--- start of Items ---

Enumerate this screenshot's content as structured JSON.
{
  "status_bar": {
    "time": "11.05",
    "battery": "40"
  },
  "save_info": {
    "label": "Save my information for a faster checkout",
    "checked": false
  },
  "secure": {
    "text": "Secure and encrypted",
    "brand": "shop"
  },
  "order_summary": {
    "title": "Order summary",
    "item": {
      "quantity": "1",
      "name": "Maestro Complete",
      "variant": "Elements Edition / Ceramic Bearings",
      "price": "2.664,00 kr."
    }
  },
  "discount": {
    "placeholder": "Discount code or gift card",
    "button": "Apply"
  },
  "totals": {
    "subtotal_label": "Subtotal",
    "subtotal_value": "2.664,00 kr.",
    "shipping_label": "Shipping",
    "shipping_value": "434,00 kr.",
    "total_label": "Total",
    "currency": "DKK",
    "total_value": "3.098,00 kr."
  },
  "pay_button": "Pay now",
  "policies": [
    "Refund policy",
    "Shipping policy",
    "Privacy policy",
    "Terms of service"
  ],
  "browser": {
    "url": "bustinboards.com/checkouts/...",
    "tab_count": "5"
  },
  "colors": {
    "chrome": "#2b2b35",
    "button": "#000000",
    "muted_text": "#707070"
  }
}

--- end of Items ---
--- start of Items ---

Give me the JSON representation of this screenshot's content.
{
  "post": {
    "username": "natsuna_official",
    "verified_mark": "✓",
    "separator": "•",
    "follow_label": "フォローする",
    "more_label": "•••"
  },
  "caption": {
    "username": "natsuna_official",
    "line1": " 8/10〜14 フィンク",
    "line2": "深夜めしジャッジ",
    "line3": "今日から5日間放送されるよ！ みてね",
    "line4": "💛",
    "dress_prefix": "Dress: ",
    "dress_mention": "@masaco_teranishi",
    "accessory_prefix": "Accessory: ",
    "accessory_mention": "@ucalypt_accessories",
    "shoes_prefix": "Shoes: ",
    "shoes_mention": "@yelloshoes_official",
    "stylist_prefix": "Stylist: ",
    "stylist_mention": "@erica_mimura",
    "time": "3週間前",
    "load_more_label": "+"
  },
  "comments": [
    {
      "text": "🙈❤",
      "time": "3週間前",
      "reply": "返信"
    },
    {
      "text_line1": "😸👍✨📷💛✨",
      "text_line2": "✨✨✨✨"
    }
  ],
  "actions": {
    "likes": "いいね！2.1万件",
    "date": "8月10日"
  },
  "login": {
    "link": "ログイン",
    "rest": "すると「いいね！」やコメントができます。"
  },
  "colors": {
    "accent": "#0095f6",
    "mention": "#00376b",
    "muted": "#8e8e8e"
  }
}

--- end of Items ---

**The task**
Scan the material above for the string "policy" and return the lines that hold it.

**Output for this task**
    "Refund policy",
    "Shipping policy",
    "Privacy policy",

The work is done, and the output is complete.